* _THE EXERCISE_:
Search the records for "Сведения" and copy each line that holds it.

* _RECORDS FOR THIS EXERCISE_:
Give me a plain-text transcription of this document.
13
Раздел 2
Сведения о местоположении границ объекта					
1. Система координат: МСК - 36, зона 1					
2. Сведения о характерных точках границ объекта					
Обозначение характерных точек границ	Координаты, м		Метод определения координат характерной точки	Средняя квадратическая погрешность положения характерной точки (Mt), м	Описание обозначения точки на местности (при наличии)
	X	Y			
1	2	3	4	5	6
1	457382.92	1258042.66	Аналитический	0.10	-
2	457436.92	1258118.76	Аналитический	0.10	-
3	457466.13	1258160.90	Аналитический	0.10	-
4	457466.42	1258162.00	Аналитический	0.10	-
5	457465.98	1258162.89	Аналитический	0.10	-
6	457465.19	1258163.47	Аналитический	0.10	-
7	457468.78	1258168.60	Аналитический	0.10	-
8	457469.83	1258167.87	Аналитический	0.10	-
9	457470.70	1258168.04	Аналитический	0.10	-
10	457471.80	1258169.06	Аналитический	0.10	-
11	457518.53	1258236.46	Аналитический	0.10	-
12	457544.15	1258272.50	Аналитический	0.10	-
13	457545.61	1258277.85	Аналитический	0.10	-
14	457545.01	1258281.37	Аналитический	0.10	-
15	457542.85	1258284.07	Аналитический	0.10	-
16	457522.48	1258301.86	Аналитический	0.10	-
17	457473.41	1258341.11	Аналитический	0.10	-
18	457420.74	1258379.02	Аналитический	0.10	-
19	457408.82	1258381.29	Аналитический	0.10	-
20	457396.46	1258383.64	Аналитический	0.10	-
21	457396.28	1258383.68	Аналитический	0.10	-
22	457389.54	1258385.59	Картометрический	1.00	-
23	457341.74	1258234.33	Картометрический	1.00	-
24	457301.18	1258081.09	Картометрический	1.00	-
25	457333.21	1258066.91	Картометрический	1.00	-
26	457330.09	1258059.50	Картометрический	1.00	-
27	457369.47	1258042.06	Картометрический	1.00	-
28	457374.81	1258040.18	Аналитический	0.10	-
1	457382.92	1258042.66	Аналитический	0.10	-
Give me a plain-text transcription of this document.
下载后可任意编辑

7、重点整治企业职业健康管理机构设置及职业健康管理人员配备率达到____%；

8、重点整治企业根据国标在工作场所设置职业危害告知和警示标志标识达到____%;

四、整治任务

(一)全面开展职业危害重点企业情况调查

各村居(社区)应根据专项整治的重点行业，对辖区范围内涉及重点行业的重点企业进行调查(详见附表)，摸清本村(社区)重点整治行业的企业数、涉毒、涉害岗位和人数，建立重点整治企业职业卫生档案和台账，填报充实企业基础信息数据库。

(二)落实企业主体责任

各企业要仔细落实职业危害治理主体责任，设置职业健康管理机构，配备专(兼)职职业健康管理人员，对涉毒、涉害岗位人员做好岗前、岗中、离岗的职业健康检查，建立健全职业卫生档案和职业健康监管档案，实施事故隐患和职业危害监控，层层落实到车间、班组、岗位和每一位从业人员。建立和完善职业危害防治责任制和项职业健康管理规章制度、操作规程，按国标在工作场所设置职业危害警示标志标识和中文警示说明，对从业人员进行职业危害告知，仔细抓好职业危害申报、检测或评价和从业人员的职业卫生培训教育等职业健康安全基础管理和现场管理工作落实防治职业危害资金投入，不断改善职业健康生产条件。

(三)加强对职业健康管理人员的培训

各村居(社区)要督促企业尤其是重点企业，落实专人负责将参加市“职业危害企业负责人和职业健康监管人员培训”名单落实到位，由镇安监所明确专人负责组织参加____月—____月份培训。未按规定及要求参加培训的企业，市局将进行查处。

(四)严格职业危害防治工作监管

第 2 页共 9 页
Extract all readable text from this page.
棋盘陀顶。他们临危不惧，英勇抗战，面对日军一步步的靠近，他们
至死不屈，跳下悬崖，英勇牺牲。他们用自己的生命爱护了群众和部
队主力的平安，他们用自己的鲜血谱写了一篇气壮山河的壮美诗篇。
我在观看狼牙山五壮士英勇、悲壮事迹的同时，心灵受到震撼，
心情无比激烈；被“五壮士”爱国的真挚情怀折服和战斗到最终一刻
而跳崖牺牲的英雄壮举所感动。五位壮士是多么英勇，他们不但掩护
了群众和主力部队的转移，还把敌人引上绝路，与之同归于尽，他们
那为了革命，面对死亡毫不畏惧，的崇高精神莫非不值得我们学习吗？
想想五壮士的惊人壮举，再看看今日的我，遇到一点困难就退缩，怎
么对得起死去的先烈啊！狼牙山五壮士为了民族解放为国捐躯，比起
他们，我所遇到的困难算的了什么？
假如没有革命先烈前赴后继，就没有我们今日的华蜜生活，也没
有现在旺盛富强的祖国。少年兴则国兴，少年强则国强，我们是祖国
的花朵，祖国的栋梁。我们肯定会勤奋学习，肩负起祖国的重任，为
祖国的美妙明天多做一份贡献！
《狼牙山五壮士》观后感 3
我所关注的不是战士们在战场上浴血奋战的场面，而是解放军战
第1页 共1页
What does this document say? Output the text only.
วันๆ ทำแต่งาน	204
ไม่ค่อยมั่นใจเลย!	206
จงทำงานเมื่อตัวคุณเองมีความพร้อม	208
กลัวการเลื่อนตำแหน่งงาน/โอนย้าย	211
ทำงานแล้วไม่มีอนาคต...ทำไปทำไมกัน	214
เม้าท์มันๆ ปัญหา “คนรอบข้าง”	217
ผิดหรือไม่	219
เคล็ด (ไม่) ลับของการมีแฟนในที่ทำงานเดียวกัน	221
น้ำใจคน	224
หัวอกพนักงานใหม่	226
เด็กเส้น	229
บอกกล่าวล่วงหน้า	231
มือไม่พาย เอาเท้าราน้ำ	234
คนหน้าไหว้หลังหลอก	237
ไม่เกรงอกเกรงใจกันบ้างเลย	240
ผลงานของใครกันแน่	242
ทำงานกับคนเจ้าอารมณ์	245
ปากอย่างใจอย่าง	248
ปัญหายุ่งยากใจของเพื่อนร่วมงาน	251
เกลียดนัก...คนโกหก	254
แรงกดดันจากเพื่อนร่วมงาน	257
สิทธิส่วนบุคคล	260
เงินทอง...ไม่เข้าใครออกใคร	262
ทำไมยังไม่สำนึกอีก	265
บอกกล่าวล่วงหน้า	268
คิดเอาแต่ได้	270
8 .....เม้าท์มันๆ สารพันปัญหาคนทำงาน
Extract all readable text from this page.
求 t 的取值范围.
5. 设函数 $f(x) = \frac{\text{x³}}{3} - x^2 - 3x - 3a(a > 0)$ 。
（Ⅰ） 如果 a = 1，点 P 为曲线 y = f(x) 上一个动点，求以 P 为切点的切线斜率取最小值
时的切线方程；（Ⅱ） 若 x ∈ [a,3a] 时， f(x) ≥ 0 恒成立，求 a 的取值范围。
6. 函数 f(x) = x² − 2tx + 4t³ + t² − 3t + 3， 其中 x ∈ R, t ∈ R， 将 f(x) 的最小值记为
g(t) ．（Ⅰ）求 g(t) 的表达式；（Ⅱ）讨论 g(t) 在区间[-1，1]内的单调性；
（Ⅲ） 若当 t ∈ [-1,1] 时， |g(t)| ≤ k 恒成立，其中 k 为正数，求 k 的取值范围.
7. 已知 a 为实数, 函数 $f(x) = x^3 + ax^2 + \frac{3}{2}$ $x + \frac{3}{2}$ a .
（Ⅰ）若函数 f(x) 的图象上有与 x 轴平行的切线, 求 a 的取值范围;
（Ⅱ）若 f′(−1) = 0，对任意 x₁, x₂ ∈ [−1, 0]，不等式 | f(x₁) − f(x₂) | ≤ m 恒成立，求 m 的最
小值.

* _THE RESPONSE_:
Сведения о местоположении границ объекта					
2. Сведения о характерных точках границ объекта					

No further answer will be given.